▶ [TASK DETAILS]: Which lines in the records below contain the word "Normal"? Copy each one out.

• • • •

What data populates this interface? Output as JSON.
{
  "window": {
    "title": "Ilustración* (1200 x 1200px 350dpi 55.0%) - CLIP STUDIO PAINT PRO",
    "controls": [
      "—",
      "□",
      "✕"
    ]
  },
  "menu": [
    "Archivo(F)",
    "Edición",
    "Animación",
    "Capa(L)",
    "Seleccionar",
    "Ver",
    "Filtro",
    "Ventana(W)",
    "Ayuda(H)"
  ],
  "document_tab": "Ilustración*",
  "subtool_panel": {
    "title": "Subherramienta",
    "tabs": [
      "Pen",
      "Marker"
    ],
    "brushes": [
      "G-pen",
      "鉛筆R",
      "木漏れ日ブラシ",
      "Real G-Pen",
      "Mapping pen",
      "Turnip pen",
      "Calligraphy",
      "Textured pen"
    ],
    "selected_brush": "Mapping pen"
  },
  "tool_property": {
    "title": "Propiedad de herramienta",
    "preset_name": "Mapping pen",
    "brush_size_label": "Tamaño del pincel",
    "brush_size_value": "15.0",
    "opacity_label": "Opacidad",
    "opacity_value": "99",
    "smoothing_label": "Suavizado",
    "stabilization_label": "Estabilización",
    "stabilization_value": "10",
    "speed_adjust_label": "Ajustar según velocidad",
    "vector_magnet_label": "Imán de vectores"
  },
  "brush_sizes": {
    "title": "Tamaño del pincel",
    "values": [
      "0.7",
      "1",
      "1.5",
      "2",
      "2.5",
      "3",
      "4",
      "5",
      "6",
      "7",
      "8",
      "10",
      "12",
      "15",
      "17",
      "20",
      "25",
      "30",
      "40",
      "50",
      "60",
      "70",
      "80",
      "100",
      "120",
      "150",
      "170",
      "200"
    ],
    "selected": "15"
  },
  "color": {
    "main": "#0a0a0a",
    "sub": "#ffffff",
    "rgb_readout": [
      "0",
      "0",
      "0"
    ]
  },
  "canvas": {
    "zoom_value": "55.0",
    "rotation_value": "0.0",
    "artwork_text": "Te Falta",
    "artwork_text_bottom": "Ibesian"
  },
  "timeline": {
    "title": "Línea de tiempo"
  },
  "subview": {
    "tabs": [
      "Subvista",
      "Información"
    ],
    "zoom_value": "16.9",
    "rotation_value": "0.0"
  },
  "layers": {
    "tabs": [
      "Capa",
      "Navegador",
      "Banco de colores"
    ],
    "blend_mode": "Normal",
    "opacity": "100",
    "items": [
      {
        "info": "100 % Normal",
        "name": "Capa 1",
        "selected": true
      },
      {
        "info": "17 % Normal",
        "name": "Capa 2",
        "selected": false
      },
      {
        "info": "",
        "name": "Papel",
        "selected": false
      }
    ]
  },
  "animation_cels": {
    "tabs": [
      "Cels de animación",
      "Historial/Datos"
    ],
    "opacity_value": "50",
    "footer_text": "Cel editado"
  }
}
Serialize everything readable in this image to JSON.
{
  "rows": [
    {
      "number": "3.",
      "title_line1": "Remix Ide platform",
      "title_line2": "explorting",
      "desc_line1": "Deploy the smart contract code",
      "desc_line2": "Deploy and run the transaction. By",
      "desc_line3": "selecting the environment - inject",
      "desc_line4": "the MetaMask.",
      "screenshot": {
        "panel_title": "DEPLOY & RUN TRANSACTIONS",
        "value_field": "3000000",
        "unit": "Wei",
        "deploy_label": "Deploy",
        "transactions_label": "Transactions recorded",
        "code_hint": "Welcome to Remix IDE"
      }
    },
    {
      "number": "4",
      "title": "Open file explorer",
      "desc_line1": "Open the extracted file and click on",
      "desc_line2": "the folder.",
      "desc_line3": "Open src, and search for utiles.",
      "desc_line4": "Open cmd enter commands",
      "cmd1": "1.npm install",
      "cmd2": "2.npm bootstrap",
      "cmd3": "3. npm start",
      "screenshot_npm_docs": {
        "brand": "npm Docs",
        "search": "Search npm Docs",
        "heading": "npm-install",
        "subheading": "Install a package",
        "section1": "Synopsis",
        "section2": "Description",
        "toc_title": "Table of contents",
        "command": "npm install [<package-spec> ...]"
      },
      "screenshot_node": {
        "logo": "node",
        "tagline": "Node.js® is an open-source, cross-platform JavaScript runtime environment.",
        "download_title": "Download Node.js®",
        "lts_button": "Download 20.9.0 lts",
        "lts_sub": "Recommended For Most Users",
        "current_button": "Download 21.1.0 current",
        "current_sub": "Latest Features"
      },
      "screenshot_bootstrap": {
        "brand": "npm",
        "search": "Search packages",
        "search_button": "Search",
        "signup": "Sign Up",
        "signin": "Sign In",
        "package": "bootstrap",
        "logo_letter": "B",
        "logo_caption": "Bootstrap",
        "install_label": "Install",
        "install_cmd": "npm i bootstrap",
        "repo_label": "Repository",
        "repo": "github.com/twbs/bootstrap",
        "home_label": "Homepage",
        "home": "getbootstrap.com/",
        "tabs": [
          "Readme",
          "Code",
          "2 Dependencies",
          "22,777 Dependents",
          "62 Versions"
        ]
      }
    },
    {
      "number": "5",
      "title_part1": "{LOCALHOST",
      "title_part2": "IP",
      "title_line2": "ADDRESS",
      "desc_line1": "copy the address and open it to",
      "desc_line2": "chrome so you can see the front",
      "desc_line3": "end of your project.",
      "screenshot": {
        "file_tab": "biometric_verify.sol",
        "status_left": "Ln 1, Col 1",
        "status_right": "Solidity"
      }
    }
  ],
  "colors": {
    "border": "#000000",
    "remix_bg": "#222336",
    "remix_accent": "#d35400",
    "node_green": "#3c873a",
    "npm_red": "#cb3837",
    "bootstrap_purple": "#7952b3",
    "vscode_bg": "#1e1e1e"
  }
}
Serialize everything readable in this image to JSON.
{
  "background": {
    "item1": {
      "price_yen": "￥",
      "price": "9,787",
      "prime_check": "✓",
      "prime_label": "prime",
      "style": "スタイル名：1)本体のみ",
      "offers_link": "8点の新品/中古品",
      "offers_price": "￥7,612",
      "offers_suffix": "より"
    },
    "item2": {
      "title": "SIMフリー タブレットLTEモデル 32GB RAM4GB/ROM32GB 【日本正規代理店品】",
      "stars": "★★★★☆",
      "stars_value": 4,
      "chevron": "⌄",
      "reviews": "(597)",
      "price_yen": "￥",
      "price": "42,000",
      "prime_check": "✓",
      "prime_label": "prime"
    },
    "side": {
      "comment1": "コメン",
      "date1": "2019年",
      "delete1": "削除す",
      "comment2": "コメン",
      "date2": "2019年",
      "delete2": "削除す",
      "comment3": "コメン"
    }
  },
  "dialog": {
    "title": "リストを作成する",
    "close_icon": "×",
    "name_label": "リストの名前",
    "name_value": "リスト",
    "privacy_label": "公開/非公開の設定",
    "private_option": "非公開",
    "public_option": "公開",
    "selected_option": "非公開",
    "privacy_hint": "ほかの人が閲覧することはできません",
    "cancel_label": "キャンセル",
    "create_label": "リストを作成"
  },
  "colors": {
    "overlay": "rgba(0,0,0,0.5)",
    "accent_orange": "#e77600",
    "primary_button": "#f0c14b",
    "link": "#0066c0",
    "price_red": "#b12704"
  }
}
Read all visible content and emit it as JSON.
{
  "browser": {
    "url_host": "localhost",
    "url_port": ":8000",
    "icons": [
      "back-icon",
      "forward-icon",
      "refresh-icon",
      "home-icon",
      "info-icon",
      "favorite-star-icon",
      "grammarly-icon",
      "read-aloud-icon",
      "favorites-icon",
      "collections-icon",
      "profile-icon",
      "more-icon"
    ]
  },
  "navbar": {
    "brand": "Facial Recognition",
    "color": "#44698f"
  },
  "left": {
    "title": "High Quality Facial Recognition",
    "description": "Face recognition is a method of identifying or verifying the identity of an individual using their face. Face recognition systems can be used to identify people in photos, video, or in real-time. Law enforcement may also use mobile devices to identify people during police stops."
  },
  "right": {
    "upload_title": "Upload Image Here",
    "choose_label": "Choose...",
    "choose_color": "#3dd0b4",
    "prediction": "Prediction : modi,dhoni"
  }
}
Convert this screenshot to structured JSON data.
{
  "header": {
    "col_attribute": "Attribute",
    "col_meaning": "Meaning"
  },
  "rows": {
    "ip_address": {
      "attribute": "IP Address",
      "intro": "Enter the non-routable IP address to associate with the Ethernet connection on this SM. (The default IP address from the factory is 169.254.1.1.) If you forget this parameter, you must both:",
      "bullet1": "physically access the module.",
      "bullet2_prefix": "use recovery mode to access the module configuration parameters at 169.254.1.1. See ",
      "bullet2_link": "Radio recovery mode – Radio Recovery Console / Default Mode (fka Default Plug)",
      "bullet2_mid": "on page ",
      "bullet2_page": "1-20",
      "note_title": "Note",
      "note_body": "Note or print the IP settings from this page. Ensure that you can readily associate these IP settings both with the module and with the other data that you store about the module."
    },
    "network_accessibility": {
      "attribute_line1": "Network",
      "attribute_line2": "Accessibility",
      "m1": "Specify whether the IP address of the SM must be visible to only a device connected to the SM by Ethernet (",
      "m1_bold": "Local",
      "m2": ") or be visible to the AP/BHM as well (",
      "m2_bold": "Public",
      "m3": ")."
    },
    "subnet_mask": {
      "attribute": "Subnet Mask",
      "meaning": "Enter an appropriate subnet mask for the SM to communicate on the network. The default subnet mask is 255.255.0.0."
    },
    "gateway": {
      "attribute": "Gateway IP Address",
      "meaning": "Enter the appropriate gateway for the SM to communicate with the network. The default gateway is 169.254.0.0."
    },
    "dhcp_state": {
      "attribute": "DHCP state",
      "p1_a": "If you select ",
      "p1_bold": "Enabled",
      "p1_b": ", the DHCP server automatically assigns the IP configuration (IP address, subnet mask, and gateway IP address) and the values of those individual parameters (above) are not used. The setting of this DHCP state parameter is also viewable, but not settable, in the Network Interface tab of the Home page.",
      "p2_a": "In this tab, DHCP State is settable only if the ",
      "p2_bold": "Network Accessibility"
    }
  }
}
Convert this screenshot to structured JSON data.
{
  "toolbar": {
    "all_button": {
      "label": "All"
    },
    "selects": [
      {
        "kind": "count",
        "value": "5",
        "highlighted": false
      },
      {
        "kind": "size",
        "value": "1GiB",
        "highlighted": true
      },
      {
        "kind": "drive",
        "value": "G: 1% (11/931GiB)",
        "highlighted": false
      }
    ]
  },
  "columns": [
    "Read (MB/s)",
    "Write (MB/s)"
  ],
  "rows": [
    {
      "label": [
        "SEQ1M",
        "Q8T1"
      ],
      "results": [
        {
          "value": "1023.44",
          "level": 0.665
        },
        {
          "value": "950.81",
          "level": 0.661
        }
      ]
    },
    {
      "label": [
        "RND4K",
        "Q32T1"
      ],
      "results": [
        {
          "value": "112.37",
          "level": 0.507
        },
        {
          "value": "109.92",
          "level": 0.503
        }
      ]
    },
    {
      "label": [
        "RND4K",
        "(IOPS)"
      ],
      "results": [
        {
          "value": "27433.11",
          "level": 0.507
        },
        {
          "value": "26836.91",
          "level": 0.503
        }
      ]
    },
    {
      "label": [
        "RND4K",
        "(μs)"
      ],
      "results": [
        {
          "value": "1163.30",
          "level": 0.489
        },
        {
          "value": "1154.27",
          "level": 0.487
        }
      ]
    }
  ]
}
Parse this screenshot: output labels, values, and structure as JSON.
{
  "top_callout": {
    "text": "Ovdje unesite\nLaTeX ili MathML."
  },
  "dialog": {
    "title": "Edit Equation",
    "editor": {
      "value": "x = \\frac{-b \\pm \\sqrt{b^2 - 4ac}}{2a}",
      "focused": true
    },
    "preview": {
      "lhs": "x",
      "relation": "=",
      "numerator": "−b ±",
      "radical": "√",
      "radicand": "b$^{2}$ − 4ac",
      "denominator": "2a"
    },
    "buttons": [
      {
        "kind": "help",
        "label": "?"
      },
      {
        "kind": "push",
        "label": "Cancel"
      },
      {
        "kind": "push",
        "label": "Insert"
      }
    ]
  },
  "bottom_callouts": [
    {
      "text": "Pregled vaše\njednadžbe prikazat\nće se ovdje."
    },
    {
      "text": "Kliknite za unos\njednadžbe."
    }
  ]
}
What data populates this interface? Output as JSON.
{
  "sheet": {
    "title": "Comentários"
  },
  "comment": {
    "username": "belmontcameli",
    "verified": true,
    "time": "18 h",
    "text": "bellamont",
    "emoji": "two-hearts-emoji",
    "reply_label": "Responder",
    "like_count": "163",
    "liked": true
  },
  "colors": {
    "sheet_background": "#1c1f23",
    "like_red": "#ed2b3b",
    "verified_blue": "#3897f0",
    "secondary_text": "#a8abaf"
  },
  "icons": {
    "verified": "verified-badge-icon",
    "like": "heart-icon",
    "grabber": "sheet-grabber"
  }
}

• • • •

▶ [RESULT BELOW]:
    "blend_mode": "Normal",
        "info": "100 % Normal",
        "info": "17 % Normal",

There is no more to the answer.